--- Start ---

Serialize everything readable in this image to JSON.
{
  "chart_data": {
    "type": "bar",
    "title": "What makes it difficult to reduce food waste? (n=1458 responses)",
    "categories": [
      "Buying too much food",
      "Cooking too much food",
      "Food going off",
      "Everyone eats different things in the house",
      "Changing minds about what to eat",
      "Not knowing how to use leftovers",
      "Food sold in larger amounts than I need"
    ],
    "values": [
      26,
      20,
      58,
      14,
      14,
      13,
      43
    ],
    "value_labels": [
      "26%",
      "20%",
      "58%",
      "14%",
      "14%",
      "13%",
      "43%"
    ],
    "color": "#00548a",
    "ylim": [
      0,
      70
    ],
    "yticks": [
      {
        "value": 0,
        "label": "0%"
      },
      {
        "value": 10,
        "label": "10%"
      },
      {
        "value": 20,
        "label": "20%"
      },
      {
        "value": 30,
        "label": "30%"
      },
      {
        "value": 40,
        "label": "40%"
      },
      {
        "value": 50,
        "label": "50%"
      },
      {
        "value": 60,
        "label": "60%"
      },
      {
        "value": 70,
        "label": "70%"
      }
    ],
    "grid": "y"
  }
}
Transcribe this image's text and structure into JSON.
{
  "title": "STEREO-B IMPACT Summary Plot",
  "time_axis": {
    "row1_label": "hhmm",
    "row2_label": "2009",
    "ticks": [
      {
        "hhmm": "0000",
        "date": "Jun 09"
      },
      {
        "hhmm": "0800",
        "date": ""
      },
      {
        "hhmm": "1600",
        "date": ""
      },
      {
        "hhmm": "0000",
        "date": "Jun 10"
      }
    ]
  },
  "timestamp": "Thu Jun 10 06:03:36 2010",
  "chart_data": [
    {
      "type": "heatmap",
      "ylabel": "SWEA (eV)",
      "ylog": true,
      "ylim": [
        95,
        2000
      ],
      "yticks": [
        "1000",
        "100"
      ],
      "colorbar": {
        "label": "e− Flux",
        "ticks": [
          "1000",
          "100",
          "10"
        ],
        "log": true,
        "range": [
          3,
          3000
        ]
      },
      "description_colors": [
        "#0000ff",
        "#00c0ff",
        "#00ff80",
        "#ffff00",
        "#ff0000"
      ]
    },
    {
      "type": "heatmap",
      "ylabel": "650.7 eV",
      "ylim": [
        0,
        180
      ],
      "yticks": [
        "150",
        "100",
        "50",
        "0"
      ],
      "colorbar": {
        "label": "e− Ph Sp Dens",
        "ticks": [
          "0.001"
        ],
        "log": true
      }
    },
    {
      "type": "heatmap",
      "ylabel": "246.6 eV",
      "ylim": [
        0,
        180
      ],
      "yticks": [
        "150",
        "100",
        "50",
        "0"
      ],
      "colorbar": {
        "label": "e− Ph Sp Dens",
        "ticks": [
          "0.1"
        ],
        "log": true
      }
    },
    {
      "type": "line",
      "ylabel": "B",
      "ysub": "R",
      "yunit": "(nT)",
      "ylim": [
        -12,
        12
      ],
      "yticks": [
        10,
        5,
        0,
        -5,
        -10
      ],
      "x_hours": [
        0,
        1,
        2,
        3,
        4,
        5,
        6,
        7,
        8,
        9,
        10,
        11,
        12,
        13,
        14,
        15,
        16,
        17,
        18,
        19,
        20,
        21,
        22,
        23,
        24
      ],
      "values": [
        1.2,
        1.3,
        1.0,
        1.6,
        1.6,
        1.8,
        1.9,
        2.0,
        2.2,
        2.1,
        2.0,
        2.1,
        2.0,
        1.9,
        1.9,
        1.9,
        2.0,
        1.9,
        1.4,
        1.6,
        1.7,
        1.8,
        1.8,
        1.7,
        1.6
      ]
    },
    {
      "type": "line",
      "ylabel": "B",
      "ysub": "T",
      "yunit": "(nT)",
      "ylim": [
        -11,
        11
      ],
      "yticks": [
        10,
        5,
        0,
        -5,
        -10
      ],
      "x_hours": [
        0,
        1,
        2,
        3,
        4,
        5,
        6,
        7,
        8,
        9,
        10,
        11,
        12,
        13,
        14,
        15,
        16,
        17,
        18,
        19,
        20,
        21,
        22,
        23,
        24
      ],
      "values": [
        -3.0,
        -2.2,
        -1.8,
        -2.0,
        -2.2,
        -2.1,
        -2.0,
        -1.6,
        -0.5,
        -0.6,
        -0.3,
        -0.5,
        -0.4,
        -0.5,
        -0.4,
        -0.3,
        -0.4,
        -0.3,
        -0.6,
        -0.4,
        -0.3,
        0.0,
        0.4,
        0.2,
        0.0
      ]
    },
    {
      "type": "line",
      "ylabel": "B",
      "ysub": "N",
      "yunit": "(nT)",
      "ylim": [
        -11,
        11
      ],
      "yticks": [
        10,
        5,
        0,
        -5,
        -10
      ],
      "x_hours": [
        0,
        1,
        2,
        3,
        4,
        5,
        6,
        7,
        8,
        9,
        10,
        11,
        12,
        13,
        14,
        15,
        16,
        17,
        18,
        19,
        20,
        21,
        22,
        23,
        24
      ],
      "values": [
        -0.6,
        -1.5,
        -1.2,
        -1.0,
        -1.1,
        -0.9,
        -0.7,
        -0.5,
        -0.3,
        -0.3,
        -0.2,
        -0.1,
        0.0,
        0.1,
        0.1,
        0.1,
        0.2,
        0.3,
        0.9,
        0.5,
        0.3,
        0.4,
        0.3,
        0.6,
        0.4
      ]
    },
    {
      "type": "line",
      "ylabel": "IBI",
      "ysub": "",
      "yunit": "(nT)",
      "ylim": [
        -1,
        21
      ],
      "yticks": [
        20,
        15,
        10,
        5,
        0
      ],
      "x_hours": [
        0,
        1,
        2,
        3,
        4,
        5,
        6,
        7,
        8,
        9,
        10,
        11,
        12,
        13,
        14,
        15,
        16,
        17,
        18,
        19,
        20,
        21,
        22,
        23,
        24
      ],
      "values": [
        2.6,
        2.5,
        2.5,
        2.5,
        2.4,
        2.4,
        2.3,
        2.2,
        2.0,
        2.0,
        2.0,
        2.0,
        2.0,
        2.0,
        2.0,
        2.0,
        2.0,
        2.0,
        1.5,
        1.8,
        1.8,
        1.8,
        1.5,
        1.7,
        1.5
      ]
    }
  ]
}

--- End ---

EXERCISE TASK:
Write out the whole listing exactly.

RESULT:
Serialize everything readable in this image to JSON.
{
  "chart_data": {
    "type": "bar",
    "title": "What makes it difficult to reduce food waste? (n=1458 responses)",
    "categories": [
      "Buying too much food",
      "Cooking too much food",
      "Food going off",
      "Everyone eats different things in the house",
      "Changing minds about what to eat",
      "Not knowing how to use leftovers",
      "Food sold in larger amounts than I need"
    ],
    "values": [
      26,
      20,
      58,
      14,
      14,
      13,
      43
    ],
    "value_labels": [
      "26%",
      "20%",
      "58%",
      "14%",
      "14%",
      "13%",
      "43%"
    ],
    "color": "#00548a",
    "ylim": [
      0,
      70
    ],
    "yticks": [
      {
        "value": 0,
        "label": "0%"
      },
      {
        "value": 10,
        "label": "10%"
      },
      {
        "value": 20,
        "label": "20%"
      },
      {
        "value": 30,
        "label": "30%"
      },
      {
        "value": 40,
        "label": "40%"
      },
      {
        "value": 50,
        "label": "50%"
      },
      {
        "value": 60,
        "label": "60%"
      },
      {
        "value": 70,
        "label": "70%"
      }
    ],
    "grid": "y"
  }
}
Transcribe this image's text and structure into JSON.
{
  "title": "STEREO-B IMPACT Summary Plot",
  "time_axis": {
    "row1_label": "hhmm",
    "row2_label": "2009",
    "ticks": [
      {
        "hhmm": "0000",
        "date": "Jun 09"
      },
      {
        "hhmm": "0800",
        "date": ""
      },
      {
        "hhmm": "1600",
        "date": ""
      },
      {
        "hhmm": "0000",
        "date": "Jun 10"
      }
    ]
  },
  "timestamp": "Thu Jun 10 06:03:36 2010",
  "chart_data": [
    {
      "type": "heatmap",
      "ylabel": "SWEA (eV)",
      "ylog": true,
      "ylim": [
        95,
        2000
      ],
      "yticks": [
        "1000",
        "100"
      ],
      "colorbar": {
        "label": "e− Flux",
        "ticks": [
          "1000",
          "100",
          "10"
        ],
        "log": true,
        "range": [
          3,
          3000
        ]
      },
      "description_colors": [
        "#0000ff",
        "#00c0ff",
        "#00ff80",
        "#ffff00",
        "#ff0000"
      ]
    },
    {
      "type": "heatmap",
      "ylabel": "650.7 eV",
      "ylim": [
        0,
        180
      ],
      "yticks": [
        "150",
        "100",
        "50",
        "0"
      ],
      "colorbar": {
        "label": "e− Ph Sp Dens",
        "ticks": [
          "0.001"
        ],
        "log": true
      }
    },
    {
      "type": "heatmap",
      "ylabel": "246.6 eV",
      "ylim": [
        0,
        180
      ],
      "yticks": [
        "150",
        "100",
        "50",
        "0"
      ],
      "colorbar": {
        "label": "e− Ph Sp Dens",
        "ticks": [
          "0.1"
        ],
        "log": true
      }
    },
    {
      "type": "line",
      "ylabel": "B",
      "ysub": "R",
      "yunit": "(nT)",
      "ylim": [
        -12,
        12
      ],
      "yticks": [
        10,
        5,
        0,
        -5,
        -10
      ],
      "x_hours": [
        0,
        1,
        2,
        3,
        4,
        5,
        6,
        7,
        8,
        9,
        10,
        11,
        12,
        13,
        14,
        15,
        16,
        17,
        18,
        19,
        20,
        21,
        22,
        23,
        24
      ],
      "values": [
        1.2,
        1.3,
        1.0,
        1.6,
        1.6,
        1.8,
        1.9,
        2.0,
        2.2,
        2.1,
        2.0,
        2.1,
        2.0,
        1.9,
        1.9,
        1.9,
        2.0,
        1.9,
        1.4,
        1.6,
        1.7,
        1.8,
        1.8,
        1.7,
        1.6
      ]
    },
    {
      "type": "line",
      "ylabel": "B",
      "ysub": "T",
      "yunit": "(nT)",
      "ylim": [
        -11,
        11
      ],
      "yticks": [
        10,
        5,
        0,
        -5,
        -10
      ],
      "x_hours": [
        0,
        1,
        2,
        3,
        4,
        5,
        6,
        7,
        8,
        9,
        10,
        11,
        12,
        13,
        14,
        15,
        16,
        17,
        18,
        19,
        20,
        21,
        22,
        23,
        24
      ],
      "values": [
        -3.0,
        -2.2,
        -1.8,
        -2.0,
        -2.2,
        -2.1,
        -2.0,
        -1.6,
        -0.5,
        -0.6,
        -0.3,
        -0.5,
        -0.4,
        -0.5,
        -0.4,
        -0.3,
        -0.4,
        -0.3,
        -0.6,
        -0.4,
        -0.3,
        0.0,
        0.4,
        0.2,
        0.0
      ]
    },
    {
      "type": "line",
      "ylabel": "B",
      "ysub": "N",
      "yunit": "(nT)",
      "ylim": [
        -11,
        11
      ],
      "yticks": [
        10,
        5,
        0,
        -5,
        -10
      ],
      "x_hours": [
        0,
        1,
        2,
        3,
        4,
        5,
        6,
        7,
        8,
        9,
        10,
        11,
        12,
        13,
        14,
        15,
        16,
        17,
        18,
        19,
        20,
        21,
        22,
        23,
        24
      ],
      "values": [
        -0.6,
        -1.5,
        -1.2,
        -1.0,
        -1.1,
        -0.9,
        -0.7,
        -0.5,
        -0.3,
        -0.3,
        -0.2,
        -0.1,
        0.0,
        0.1,
        0.1,
        0.1,
        0.2,
        0.3,
        0.9,
        0.5,
        0.3,
        0.4,
        0.3,
        0.6,
        0.4
      ]
    },
    {
      "type": "line",
      "ylabel": "IBI",
      "ysub": "",
      "yunit": "(nT)",
      "ylim": [
        -1,
        21
      ],
      "yticks": [
        20,
        15,
        10,
        5,
        0
      ],
      "x_hours": [
        0,
        1,
        2,
        3,
        4,
        5,
        6,
        7,
        8,
        9,
        10,
        11,
        12,
        13,
        14,
        15,
        16,
        17,
        18,
        19,
        20,
        21,
        22,
        23,
        24
      ],
      "values": [
        2.6,
        2.5,
        2.5,
        2.5,
        2.4,
        2.4,
        2.3,
        2.2,
        2.0,
        2.0,
        2.0,
        2.0,
        2.0,
        2.0,
        2.0,
        2.0,
        2.0,
        2.0,
        1.5,
        1.8,
        1.8,
        1.8,
        1.5,
        1.7,
        1.5
      ]
    }
  ]
}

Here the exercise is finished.